**What is required:**
Track down each line that has the word "عليه" and copy it.

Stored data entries
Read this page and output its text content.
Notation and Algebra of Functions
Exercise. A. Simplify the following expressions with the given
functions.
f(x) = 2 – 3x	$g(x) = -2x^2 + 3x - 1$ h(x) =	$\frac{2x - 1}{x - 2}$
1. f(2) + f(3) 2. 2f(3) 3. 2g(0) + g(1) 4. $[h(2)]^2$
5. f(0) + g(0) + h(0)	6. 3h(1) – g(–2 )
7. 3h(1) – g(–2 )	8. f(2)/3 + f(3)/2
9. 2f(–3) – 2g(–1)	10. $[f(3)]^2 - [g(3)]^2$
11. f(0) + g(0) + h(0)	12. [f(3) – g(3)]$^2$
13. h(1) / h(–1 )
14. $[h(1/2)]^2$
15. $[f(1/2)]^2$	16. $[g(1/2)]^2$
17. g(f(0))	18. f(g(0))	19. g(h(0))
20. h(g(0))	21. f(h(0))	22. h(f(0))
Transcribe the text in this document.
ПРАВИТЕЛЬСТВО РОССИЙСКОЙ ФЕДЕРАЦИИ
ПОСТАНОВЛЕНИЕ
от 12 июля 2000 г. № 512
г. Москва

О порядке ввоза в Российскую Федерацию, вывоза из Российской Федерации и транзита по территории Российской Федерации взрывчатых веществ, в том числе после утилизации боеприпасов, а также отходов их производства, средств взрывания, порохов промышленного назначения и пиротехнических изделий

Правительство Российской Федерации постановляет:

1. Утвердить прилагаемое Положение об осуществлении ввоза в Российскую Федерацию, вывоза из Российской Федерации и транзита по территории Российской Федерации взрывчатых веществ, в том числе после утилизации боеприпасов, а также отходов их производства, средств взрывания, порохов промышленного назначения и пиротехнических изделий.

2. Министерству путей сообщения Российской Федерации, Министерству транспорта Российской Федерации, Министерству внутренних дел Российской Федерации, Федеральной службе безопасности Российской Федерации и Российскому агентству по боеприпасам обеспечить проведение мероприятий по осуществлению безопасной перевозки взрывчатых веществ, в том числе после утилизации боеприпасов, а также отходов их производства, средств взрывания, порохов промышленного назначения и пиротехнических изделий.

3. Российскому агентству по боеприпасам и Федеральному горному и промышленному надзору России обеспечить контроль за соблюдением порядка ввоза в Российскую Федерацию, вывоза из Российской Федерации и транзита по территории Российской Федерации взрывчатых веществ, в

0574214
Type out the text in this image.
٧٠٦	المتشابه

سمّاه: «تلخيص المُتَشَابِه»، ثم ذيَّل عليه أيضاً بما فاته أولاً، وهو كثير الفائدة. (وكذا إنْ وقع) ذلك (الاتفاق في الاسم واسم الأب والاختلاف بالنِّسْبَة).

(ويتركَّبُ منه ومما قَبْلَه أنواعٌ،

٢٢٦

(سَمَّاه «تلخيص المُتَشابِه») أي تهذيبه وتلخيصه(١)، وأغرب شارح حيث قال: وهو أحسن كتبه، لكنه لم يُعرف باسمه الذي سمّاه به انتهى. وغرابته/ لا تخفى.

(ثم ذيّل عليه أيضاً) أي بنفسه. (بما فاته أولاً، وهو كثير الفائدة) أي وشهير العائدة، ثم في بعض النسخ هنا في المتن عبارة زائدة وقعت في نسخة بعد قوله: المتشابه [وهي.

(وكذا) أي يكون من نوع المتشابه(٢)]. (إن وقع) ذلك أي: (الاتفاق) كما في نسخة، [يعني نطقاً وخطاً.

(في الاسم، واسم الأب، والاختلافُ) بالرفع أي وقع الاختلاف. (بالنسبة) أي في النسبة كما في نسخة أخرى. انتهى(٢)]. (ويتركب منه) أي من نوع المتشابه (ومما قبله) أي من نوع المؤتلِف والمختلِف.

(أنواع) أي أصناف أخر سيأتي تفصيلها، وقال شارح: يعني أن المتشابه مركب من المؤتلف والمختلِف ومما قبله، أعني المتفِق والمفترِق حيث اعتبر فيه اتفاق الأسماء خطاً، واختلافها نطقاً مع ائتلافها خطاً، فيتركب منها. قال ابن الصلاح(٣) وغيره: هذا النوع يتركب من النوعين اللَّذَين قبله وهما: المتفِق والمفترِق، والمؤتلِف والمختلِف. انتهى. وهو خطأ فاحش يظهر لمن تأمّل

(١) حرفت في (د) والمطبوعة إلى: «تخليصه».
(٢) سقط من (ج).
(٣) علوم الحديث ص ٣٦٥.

**In response:**
سمّاه: «تلخيص المُتَشَابِه»، ثم ذيَّل عليه أيضاً بما فاته أولاً، وهو كثير الفائدة. (وكذا إنْ وقع) ذلك (الاتفاق في الاسم واسم الأب والاختلاف بالنِّسْبَة).
(ثم ذيّل عليه أيضاً) أي بنفسه. (بما فاته أولاً، وهو كثير الفائدة) أي وشهير العائدة، ثم في بعض النسخ هنا في المتن عبارة زائدة وقعت في نسخة بعد قوله: المتشابه [وهي.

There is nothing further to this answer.